◆ Exercise
For every line in the records that has the word "model", make a copy.

◆ Material to process
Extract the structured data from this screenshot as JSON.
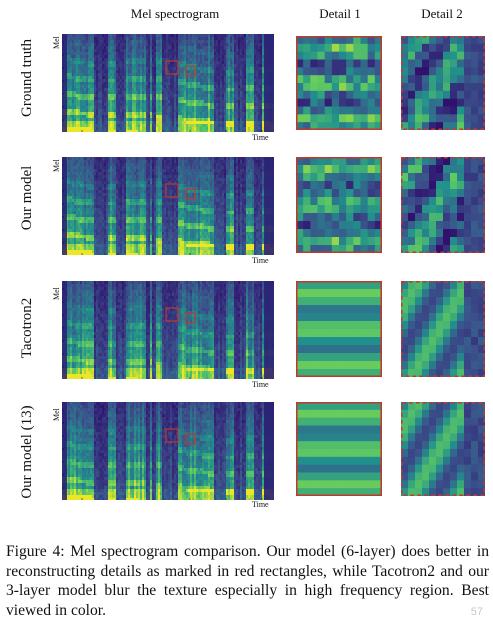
{
  "column_headers": {
    "mel": "Mel spectrogram",
    "detail1": "Detail 1",
    "detail2": "Detail 2"
  },
  "rows": [
    {
      "label": "Ground truth",
      "axis_mel": "Mel",
      "axis_time": "Time"
    },
    {
      "label": "Our model",
      "axis_mel": "Mel",
      "axis_time": "Time"
    },
    {
      "label": "Tacotron2",
      "axis_mel": "Mel",
      "axis_time": "Time"
    },
    {
      "label": "Our model (13)",
      "axis_mel": "Mel",
      "axis_time": "Time"
    }
  ],
  "caption": "Figure 4: Mel spectrogram comparison. Our model (6-layer) does better in reconstructing details as marked in red rectangles, while Tacotron2 and our 3-layer model blur the texture especially in high frequency region. Best viewed in color.",
  "watermark": "57",
  "colors": {
    "dark": "#2b1f73",
    "mid": "#21918c",
    "light": "#b5de2b",
    "highlight": "#c0392b"
  },
  "icons": [
    "spectrogram-image",
    "detail-crop-image"
  ]
}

◆ Worked answer
      "label": "Our model",
      "label": "Our model (13)",
  "caption": "Figure 4: Mel spectrogram comparison. Our model (6-layer) does better in reconstructing details as marked in red rectangles, while Tacotron2 and our 3-layer model blur the texture especially in high frequency region. Best viewed in color.",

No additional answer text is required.